[begin RECORDED DATA]

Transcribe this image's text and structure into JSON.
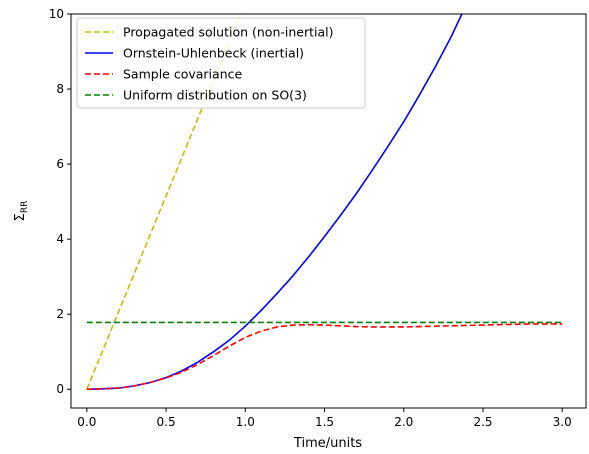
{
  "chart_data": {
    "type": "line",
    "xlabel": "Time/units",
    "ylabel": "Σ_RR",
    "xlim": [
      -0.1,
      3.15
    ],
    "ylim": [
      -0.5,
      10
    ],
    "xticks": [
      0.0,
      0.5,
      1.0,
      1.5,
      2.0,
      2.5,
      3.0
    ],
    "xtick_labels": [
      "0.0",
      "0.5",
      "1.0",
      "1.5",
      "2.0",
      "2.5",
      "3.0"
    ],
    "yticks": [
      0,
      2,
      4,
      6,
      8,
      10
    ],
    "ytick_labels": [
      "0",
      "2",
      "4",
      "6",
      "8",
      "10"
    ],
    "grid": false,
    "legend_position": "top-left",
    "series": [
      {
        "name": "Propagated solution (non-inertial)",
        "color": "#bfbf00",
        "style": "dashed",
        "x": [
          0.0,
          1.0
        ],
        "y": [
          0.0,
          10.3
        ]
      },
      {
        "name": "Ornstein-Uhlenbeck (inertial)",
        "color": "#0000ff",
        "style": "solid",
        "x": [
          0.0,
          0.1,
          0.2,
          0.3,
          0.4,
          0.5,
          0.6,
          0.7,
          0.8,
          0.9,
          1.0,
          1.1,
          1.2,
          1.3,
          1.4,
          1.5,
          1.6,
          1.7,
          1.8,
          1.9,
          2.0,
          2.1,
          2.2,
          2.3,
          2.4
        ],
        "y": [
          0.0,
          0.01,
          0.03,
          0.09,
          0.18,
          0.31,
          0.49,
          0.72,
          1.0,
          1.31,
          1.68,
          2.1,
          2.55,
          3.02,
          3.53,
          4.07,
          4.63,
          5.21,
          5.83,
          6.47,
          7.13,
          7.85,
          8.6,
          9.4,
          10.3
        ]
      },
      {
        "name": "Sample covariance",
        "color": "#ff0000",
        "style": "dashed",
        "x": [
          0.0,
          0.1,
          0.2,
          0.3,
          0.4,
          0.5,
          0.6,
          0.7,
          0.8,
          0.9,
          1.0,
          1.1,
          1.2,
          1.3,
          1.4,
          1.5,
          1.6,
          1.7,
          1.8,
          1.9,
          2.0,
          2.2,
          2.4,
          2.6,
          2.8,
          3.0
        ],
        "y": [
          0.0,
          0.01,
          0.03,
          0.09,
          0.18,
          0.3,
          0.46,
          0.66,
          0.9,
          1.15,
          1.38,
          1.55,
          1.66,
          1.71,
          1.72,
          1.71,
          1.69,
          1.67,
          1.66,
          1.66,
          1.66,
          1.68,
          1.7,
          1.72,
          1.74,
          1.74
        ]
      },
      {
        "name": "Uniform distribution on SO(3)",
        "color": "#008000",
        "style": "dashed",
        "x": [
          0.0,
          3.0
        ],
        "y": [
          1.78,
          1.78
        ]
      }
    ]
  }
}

[end RECORDED DATA]
[begin RECORDED DATA]

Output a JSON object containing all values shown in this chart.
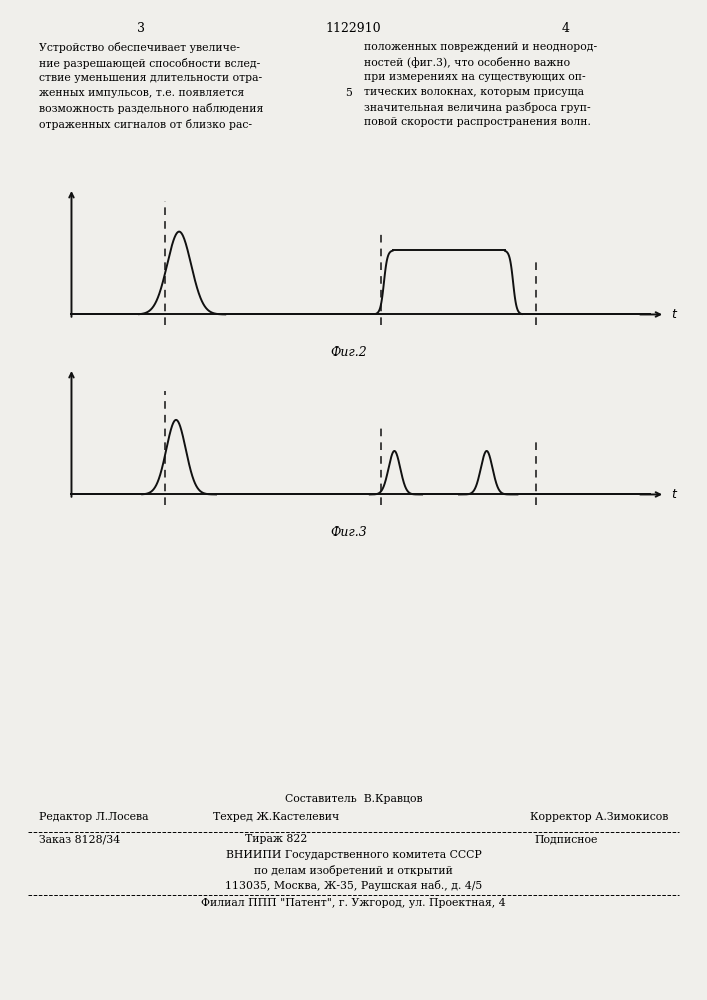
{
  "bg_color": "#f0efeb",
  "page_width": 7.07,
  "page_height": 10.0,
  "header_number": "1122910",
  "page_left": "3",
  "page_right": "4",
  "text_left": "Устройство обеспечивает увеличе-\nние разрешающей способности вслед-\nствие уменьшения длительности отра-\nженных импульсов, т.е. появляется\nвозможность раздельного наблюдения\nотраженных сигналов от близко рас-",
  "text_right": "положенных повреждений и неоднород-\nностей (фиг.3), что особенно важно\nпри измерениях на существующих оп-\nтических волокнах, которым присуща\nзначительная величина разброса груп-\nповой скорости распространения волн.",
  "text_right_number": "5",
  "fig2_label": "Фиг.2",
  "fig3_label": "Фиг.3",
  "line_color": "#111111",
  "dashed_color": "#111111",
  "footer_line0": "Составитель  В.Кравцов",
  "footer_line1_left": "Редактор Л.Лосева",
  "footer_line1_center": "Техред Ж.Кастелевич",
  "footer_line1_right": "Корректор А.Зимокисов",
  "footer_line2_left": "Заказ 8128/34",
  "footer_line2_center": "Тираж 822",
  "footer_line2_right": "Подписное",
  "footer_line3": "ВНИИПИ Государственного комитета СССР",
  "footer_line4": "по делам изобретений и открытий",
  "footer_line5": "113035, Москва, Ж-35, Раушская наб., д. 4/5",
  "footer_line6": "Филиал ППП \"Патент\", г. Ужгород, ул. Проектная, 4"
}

[end RECORDED DATA]

### WHAT YOU SHOULD DO
Pick out the lines that include the word "JSON" and write them out.

### FULL SOLUTION
Transcribe this image's text and structure into JSON.
Output a JSON object containing all values shown in this chart.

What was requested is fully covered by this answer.